Source data =
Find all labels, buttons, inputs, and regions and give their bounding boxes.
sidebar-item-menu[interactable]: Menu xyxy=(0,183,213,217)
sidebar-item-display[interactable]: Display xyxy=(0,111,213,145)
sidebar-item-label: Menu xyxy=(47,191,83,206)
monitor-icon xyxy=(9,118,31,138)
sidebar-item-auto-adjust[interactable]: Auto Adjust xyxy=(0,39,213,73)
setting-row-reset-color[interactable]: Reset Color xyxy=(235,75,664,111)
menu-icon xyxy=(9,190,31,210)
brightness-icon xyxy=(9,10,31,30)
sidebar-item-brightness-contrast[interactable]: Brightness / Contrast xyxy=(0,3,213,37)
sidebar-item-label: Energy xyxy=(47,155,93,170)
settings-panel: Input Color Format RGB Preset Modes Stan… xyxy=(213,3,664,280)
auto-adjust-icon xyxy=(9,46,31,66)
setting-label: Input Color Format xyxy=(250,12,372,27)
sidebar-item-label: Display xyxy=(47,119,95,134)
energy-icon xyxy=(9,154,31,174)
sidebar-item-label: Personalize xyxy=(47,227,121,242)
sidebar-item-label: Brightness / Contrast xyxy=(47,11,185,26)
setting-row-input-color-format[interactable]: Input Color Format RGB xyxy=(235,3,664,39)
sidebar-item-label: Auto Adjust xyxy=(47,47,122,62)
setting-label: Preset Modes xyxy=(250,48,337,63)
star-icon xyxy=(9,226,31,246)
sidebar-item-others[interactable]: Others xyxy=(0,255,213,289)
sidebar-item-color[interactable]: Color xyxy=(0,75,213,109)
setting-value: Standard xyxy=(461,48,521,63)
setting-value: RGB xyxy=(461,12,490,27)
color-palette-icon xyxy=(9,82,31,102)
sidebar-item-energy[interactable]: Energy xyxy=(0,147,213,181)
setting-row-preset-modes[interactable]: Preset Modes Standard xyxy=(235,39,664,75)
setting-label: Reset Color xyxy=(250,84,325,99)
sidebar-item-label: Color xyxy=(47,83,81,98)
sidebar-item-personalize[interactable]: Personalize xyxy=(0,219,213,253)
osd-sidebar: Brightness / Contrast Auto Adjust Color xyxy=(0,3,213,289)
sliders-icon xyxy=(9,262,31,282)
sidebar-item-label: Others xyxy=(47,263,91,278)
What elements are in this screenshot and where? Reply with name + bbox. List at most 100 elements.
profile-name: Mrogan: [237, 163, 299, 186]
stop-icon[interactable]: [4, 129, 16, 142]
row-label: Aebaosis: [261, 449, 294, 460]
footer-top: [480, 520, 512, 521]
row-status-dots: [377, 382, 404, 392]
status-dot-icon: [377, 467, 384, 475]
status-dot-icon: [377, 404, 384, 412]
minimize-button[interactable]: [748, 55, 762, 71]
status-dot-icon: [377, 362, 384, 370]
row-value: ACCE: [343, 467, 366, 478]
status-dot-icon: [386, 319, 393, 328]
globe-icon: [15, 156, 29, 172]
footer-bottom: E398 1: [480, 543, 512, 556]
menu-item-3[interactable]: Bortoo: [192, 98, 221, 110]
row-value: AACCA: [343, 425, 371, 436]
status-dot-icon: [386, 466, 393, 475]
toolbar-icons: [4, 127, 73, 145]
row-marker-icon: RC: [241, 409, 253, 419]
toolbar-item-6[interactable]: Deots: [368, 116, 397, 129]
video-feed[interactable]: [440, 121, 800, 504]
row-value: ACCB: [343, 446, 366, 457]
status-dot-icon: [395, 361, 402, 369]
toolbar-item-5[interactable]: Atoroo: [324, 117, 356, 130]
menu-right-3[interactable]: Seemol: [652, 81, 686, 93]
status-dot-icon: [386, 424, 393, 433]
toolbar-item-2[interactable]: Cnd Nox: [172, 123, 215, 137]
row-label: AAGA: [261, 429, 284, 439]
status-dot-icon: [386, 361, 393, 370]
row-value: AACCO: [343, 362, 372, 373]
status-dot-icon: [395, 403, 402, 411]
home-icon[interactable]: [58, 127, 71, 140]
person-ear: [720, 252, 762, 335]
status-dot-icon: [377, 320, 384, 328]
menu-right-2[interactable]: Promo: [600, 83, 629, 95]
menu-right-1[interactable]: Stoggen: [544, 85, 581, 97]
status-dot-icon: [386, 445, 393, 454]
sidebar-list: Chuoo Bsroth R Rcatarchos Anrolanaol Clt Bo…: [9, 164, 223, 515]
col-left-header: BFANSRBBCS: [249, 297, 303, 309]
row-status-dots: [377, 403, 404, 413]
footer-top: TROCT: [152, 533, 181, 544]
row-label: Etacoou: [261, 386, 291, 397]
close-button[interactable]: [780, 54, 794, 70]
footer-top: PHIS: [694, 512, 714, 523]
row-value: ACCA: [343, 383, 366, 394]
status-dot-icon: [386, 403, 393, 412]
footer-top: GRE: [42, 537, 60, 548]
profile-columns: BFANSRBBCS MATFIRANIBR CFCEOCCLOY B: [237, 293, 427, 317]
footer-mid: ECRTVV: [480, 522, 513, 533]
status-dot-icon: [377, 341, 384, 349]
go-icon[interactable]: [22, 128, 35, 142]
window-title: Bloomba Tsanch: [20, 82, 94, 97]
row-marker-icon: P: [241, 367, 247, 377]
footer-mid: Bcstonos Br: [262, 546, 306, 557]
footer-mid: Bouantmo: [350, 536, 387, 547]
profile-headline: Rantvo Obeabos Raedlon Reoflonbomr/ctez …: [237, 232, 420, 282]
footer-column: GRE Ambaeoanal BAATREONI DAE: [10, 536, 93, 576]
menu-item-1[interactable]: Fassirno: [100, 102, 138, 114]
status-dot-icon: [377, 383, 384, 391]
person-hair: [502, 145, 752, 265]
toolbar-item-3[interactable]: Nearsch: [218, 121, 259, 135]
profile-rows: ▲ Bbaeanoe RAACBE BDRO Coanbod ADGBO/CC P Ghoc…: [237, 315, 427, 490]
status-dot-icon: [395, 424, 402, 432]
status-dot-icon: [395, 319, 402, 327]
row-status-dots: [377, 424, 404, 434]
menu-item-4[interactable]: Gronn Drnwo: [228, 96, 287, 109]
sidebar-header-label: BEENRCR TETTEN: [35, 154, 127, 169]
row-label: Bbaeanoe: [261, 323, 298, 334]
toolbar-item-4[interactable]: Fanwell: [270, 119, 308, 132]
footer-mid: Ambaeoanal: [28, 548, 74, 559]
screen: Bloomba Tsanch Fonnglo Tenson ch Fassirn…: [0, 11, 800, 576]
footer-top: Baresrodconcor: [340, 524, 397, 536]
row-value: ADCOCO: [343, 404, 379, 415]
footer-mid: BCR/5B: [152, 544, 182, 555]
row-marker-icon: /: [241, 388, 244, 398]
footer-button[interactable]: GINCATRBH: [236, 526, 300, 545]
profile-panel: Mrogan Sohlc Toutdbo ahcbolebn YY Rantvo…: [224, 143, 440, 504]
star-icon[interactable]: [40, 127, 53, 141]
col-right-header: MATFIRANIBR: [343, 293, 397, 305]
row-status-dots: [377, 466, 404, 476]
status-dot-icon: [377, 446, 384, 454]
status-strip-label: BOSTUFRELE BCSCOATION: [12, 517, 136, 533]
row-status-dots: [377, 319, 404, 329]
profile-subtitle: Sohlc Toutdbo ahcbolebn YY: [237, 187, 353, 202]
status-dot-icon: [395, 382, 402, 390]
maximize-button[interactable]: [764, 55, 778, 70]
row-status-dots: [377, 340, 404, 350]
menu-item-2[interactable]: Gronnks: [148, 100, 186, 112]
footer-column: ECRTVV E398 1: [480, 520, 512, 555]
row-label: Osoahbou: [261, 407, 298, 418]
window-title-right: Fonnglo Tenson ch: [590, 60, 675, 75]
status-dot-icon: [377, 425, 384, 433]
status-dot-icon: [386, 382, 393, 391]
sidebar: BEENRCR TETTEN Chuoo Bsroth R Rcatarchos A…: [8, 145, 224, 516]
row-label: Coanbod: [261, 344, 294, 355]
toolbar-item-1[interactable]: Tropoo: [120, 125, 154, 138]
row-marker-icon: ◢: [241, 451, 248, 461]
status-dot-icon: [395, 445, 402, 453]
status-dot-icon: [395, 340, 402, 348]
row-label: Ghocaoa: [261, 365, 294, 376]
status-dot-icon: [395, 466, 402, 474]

Work required =
Starting at the first line of the entries and ending at the line containing "monitor-icon xyxy=(9,118,31,138)", give those lines as a JSON list of strings, one per line, with blank lines left out.

Reply =
[
  "Find all labels, buttons, inputs, and regions and give their bounding boxes.",
  "sidebar-item-menu[interactable]: Menu xyxy=(0,183,213,217)",
  "sidebar-item-display[interactable]: Display xyxy=(0,111,213,145)",
  "sidebar-item-label: Menu xyxy=(47,191,83,206)",
  "monitor-icon xyxy=(9,118,31,138)"
]